### [PROBLEM TO SOLVE]
Wherever the string "with" occurs in a line of these records, report that line.

(Entries taken from a collection)

==========

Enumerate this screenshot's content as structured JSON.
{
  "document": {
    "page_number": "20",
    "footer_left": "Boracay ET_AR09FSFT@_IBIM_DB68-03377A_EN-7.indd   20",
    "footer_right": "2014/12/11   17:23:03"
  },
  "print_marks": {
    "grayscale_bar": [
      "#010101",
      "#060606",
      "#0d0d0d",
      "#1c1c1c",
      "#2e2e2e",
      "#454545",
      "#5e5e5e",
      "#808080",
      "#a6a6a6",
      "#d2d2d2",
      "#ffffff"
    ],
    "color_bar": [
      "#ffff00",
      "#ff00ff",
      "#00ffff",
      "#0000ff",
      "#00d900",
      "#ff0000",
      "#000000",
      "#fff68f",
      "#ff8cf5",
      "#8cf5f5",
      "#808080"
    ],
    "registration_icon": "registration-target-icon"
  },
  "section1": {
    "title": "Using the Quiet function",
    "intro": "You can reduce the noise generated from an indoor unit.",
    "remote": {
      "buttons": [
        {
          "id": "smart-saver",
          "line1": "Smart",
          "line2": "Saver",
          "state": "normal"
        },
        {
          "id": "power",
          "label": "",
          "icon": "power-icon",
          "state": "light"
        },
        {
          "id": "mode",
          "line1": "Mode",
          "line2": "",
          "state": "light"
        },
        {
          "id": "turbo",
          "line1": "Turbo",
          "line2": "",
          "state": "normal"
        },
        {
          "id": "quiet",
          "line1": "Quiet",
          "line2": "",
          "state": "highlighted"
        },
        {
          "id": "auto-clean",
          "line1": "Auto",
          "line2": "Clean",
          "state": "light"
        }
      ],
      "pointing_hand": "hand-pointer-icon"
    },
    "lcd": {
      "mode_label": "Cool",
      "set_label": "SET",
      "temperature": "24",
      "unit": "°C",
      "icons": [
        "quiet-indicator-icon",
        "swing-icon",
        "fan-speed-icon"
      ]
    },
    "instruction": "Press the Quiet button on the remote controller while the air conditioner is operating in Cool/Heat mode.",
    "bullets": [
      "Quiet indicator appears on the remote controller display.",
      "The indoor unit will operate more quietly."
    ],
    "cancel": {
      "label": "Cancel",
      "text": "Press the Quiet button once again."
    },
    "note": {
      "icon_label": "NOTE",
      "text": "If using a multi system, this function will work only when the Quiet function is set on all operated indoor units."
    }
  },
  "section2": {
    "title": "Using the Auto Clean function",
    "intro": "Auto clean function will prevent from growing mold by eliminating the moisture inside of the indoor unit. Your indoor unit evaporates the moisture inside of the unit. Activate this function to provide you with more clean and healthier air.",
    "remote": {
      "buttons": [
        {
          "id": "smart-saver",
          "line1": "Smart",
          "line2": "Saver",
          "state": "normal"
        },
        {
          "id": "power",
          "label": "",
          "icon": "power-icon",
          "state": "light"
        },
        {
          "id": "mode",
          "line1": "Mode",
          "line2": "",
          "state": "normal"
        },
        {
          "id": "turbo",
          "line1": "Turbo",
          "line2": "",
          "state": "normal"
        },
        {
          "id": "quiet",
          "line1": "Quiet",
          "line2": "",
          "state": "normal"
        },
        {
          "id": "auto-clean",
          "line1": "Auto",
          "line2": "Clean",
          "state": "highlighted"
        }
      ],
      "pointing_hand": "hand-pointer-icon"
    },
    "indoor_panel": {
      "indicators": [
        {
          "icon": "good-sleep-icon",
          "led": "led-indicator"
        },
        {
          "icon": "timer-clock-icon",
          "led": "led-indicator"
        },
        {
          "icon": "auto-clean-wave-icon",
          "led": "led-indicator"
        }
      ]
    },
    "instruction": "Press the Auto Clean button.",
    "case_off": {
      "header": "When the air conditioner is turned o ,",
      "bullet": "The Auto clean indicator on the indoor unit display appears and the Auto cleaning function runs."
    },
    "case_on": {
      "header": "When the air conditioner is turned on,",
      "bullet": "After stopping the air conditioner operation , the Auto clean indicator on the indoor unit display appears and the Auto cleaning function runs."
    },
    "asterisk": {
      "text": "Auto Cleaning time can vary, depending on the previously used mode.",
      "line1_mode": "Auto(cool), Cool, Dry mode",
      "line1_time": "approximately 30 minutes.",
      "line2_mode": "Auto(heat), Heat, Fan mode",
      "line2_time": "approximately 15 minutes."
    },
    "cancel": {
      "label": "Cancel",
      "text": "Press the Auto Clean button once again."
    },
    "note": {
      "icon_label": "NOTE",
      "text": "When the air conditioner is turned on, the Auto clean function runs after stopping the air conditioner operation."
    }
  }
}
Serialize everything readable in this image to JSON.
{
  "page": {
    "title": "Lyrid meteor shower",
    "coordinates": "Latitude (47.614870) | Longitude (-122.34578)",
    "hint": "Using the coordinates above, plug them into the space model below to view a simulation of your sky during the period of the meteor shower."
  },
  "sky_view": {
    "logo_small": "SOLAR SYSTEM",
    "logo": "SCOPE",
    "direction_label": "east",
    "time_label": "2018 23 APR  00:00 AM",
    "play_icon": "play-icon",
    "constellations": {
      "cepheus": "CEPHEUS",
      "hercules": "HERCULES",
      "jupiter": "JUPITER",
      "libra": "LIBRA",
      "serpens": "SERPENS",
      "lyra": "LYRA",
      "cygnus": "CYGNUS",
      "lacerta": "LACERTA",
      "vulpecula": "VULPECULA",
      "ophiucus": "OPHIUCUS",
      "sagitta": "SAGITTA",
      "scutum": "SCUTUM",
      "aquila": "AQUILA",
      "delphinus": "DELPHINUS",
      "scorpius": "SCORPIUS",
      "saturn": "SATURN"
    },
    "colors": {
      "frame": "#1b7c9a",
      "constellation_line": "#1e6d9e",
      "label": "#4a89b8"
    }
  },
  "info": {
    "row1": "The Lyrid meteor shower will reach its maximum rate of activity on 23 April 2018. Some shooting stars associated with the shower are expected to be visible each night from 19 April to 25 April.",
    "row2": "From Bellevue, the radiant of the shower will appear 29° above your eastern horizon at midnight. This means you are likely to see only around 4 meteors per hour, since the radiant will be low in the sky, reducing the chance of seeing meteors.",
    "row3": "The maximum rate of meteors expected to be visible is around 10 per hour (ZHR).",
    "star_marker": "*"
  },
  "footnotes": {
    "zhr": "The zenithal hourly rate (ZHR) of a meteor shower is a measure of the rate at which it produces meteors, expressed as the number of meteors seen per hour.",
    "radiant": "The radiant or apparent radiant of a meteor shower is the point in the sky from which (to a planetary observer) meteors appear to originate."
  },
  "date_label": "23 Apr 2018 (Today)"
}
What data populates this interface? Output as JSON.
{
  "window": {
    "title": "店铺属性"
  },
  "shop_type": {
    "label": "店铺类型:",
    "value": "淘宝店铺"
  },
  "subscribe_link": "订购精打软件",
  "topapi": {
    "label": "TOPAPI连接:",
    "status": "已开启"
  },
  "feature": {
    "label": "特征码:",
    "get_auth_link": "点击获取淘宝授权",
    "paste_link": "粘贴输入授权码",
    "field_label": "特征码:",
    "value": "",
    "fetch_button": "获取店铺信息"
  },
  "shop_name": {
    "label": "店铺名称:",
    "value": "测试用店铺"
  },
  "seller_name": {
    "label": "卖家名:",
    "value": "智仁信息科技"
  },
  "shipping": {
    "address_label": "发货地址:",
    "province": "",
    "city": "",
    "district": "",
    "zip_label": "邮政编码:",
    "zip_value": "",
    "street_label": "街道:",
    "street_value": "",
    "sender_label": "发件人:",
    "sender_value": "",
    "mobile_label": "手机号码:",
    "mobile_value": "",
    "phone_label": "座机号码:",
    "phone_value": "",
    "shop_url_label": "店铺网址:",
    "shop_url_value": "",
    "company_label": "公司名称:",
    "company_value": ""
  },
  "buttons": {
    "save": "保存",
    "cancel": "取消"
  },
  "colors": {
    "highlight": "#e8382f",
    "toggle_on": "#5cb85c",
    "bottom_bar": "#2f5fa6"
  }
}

==========

### [SOLUTION]
    "intro": "Auto clean function will prevent from growing mold by eliminating the moisture inside of the indoor unit. Your indoor unit evaporates the moisture inside of the unit. Activate this function to provide you with more clean and healthier air.",
    "row1": "The Lyrid meteor shower will reach its maximum rate of activity on 23 April 2018. Some shooting stars associated with the shower are expected to be visible each night from 19 April to 25 April.",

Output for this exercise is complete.